START EXTRACTED MATERIAL
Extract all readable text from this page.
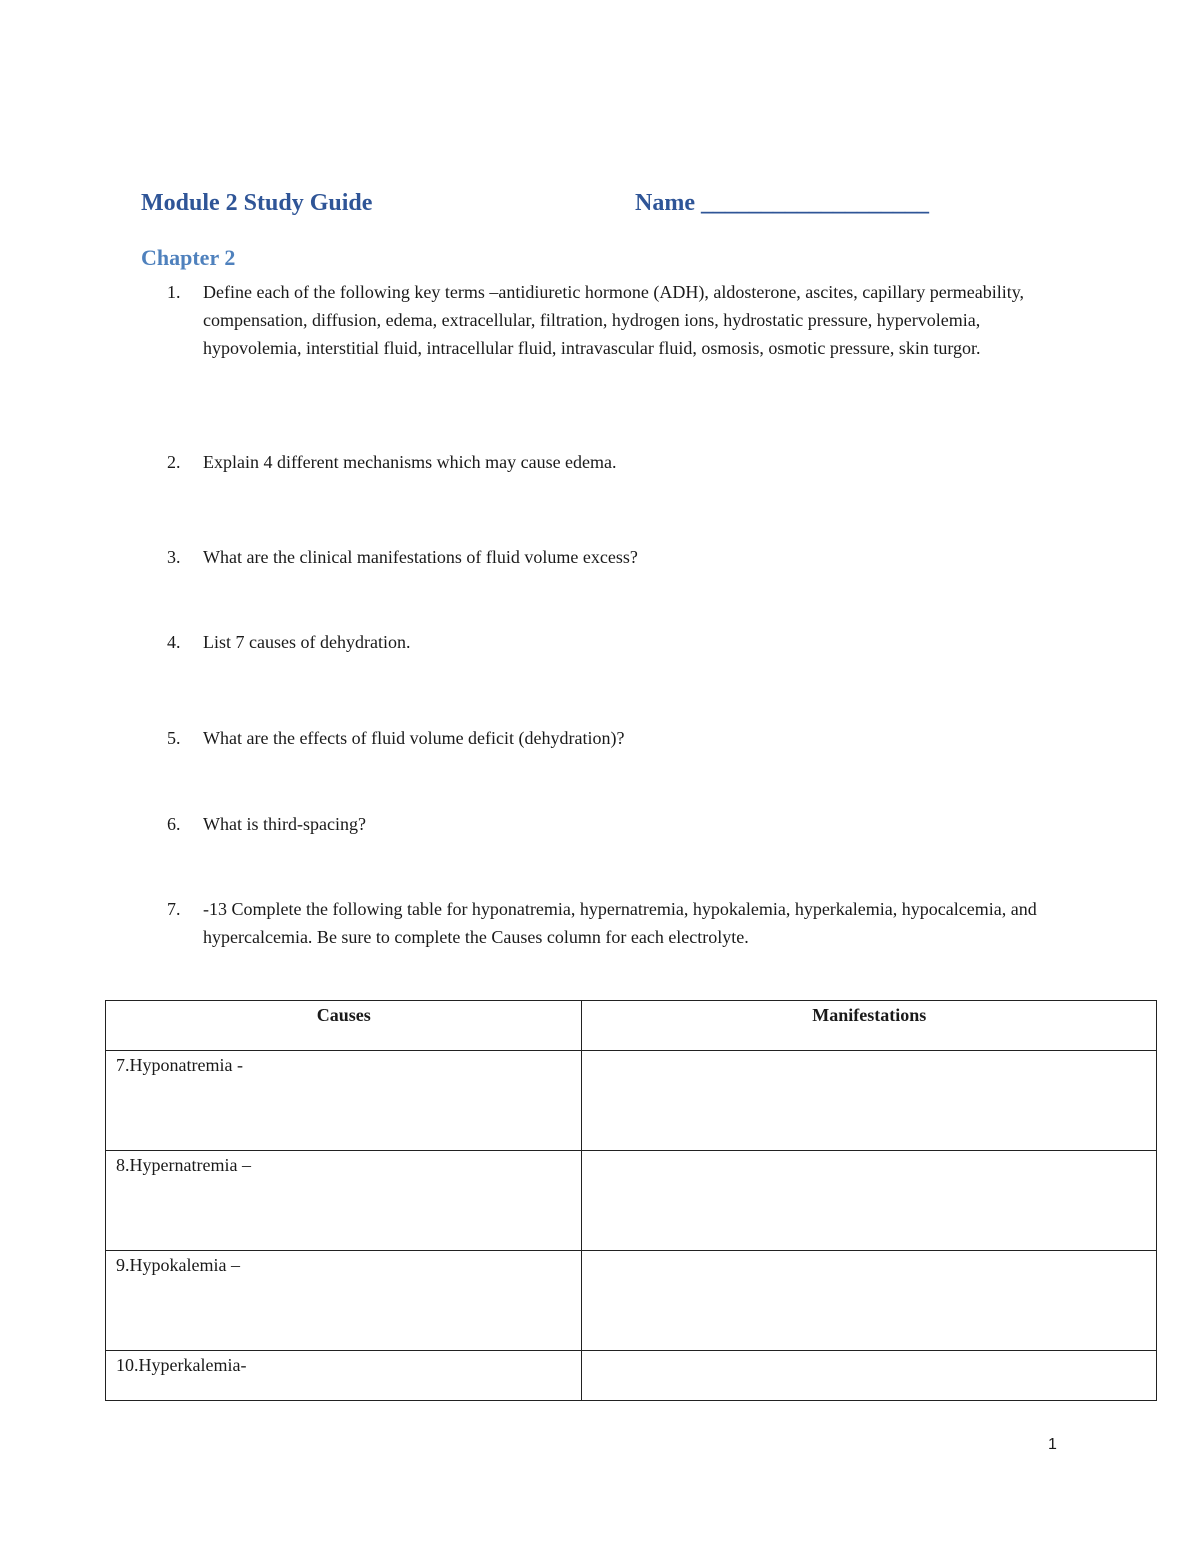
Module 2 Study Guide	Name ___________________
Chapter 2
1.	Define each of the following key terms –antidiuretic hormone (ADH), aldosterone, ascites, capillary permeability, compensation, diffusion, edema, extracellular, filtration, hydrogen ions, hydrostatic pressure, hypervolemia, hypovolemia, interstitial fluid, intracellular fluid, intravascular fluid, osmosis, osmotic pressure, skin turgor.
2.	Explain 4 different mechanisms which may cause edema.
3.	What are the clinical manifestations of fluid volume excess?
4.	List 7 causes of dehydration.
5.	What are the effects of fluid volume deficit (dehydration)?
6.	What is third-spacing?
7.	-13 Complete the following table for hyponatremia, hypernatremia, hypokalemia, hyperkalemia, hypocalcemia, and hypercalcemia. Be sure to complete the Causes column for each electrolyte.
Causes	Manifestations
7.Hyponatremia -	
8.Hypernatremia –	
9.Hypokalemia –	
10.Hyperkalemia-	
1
END EXTRACTED MATERIAL
All of the data above should be quoted exactly, except for the pictures.

**FINISHED ANSWER:**
Extract all readable text from this page.
Module 2 Study Guide	Name ___________________
Chapter 2
1.	Define each of the following key terms –antidiuretic hormone (ADH), aldosterone, ascites, capillary permeability, compensation, diffusion, edema, extracellular, filtration, hydrogen ions, hydrostatic pressure, hypervolemia, hypovolemia, interstitial fluid, intracellular fluid, intravascular fluid, osmosis, osmotic pressure, skin turgor.
2.	Explain 4 different mechanisms which may cause edema.
3.	What are the clinical manifestations of fluid volume excess?
4.	List 7 causes of dehydration.
5.	What are the effects of fluid volume deficit (dehydration)?
6.	What is third-spacing?
7.	-13 Complete the following table for hyponatremia, hypernatremia, hypokalemia, hyperkalemia, hypocalcemia, and hypercalcemia. Be sure to complete the Causes column for each electrolyte.
Causes	Manifestations
7.Hyponatremia -	
8.Hypernatremia –	
9.Hypokalemia –	
10.Hyperkalemia-	
1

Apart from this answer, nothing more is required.